## Request
Make an exact copy of the entries, and keep any pictures out of it.

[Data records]
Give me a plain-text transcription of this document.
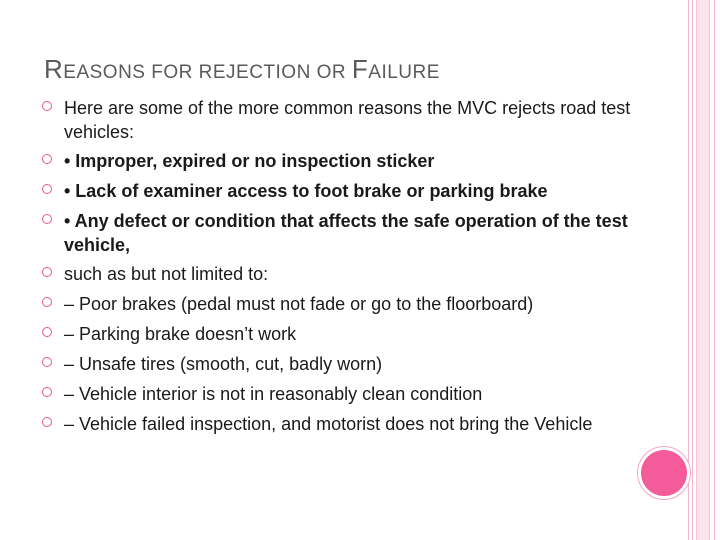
REASONS FOR REJECTION OR FAILURE
Here are some of the more common reasons the MVC rejects road test vehicles:
• Improper, expired or no inspection sticker
• Lack of examiner access to foot brake or parking brake
• Any defect or condition that affects the safe operation of the test vehicle,
such as but not limited to:
– Poor brakes (pedal must not fade or go to the floorboard)
– Parking brake doesn’t work
– Unsafe tires (smooth, cut, badly worn)
– Vehicle interior is not in reasonably clean condition
– Vehicle failed inspection, and motorist does not bring the Vehicle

## Solution for this exercise
Give me a plain-text transcription of this document.
REASONS FOR REJECTION OR FAILURE
Here are some of the more common reasons the MVC rejects road test vehicles:
• Improper, expired or no inspection sticker
• Lack of examiner access to foot brake or parking brake
• Any defect or condition that affects the safe operation of the test vehicle,
such as but not limited to:
– Poor brakes (pedal must not fade or go to the floorboard)
– Parking brake doesn’t work
– Unsafe tires (smooth, cut, badly worn)
– Vehicle interior is not in reasonably clean condition
– Vehicle failed inspection, and motorist does not bring the Vehicle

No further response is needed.